ACTIVITY 1: In the passage about visiting Picasso's chateau, what decorates the bathroom next to Picasso's bedroom?
ACTIVITY 2: Copy the section of the passage about visiting Picasso's chateau starting at "The visit lasts" and ending at "in a corner.".

PASSAGE SHOWN:
+++
We walk up the massive baroque stairway. In the dining room is the boldly scaled Henri II black sideboard whose bulky façade served as a backdrop for many paintings of this period.


Picasso’s little double bed, with its red and yellow headboard (homage to the Spanish flag) is rather austere in the high-ceilinged room overlooking the forest. Adjacent, the bathroom has a mural of frolicking fauns, Picasso’s playful decoration.

The white-walled studio is the place of power, with its intact elaborate plaster cartouches and provocative nymphs. The baroque splendor seems at odds with Picasso’s communist sympathies. Sunlight pours in to illuminate the artist’s realm. Splashes of paint speckle the floor. Pots of industrial paint, boxes and tins of brushes, stacks of books and a clutter of spatulas are as he left them.

Toward the end of the visit, we enter a study and perch on old church pews to view a Picasso family home movie made in the sixties by Jacqueline. Paloma and Catherine, dressed in the style of a young Brigitte Bardot, pose on the lawn. Picasso mugs at the front door. Famous visitors arrive in flashy sportscars. Picasso the Great stomps around in an old bathrobe and slippers. Jacqueline looks coquettish. Picasso poses with clusters of paintings in progress. Life with the Picassos was sweet, and all about Picasso!

The visit lasts almost two hours. Knowing that a return visit would not be possible, I wanted to linger. Slowly I made my way down the great staircase recording everything. (No cameras allowed.) A rope dangles, its chandelier missing. A bronze sculpture of a pouncing cat stands unobtrusively in a corner.

This had been one of the more remarkable chateau visits, un-commercial, pensive, revealing, and privileged. It has been especially intense, thanks to the difficulty of gaining tickets and access. I walk into the garden.

I take another look at the burial parterre, and bid adieu to Picasso.




Picasso/Cezanne exhibit at the Musee Granet in Aix-en-Provence
More than one hundred art works (70 by Picasso, 30 by Cezanne) are from private collections and galleries around the world. The concept was to demonstrate the major influence had on contemporary art, and particularly on Picasso.

As a visitor walks from room to room, the artists’ biographies and experimentation with new ideas are clearly revealed.
+++
[Records from a dataset]
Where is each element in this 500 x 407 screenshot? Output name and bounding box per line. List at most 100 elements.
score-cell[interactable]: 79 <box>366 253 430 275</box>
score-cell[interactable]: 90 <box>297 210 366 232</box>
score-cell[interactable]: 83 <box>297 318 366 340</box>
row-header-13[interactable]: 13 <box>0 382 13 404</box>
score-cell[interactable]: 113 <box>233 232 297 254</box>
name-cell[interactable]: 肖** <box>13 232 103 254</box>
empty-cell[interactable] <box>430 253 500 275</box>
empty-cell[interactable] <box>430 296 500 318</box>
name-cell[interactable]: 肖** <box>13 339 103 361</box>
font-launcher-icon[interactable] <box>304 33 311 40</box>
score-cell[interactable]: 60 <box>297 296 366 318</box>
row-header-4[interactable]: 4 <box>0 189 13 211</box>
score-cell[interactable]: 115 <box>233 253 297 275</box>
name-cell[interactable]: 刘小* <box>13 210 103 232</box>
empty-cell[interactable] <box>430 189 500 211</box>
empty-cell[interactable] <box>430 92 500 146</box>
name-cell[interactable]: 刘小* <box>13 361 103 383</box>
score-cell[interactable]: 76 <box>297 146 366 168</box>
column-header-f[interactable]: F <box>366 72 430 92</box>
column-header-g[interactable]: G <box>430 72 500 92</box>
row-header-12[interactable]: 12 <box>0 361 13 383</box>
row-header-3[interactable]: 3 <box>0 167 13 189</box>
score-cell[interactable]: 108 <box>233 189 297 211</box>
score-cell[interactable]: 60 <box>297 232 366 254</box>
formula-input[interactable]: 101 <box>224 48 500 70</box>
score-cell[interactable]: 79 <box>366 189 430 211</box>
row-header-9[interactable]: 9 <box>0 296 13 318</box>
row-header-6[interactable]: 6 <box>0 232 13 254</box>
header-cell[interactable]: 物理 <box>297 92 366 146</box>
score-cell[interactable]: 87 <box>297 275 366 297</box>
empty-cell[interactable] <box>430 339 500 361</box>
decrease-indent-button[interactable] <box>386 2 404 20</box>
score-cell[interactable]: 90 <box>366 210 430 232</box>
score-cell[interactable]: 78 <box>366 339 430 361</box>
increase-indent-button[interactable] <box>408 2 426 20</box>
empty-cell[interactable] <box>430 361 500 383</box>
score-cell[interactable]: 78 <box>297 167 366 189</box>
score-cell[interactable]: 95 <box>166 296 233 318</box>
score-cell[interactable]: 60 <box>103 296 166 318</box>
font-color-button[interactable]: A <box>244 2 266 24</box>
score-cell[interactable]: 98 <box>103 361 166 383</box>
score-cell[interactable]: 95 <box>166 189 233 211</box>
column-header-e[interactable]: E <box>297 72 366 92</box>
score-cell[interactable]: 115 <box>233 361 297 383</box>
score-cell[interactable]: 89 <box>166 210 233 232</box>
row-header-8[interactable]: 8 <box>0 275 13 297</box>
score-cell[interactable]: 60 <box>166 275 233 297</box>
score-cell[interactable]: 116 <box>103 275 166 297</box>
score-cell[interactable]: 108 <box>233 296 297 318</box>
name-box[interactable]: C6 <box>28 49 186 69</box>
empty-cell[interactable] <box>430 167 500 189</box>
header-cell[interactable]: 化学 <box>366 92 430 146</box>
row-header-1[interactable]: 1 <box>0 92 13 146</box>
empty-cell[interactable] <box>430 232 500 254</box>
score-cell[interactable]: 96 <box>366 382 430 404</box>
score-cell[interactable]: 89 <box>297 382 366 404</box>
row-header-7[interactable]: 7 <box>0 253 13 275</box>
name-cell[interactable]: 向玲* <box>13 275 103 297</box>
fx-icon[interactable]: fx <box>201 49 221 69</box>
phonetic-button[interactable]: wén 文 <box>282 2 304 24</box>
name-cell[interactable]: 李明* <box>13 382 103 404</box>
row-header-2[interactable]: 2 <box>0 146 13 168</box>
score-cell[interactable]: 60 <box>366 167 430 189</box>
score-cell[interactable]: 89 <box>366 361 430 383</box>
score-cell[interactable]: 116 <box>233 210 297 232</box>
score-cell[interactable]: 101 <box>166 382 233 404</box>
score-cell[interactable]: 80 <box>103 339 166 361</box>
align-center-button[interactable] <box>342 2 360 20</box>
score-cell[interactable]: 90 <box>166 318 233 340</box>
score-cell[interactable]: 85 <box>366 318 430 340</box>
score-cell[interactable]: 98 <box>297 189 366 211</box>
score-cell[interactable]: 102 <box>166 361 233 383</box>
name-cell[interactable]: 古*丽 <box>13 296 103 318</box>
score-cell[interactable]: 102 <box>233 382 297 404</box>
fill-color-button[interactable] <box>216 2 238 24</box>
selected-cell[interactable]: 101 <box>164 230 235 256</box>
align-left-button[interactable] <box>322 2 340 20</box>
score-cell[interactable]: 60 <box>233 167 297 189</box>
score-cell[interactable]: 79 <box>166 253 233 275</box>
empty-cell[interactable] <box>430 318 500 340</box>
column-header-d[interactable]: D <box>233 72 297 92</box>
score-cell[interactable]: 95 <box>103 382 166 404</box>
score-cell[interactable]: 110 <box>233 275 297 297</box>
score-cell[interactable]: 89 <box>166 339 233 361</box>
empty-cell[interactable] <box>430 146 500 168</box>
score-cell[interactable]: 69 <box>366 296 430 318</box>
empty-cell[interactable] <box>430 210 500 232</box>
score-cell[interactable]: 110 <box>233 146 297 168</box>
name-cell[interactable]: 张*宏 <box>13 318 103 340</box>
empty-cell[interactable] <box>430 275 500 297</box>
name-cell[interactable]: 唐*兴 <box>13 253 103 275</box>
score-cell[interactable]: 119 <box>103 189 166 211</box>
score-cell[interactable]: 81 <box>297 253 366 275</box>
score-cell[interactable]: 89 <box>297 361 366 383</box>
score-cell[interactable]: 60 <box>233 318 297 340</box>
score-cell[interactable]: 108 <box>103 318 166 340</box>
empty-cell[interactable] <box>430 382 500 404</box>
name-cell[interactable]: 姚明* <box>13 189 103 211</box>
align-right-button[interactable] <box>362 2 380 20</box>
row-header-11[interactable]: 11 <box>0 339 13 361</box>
+++
WRITTEN REPLY 1: A mural of frolicking fauns, Picasso's playful decoration.

WRITTEN REPLY 2:
The visit lasts almost two hours. Knowing that a return visit would not be possible, I wanted to linger. Slowly I made my way down the great staircase recording everything. (No cameras allowed.) A rope dangles, its chandelier missing. A bronze sculpture of a pouncing cat stands unobtrusively in a corner.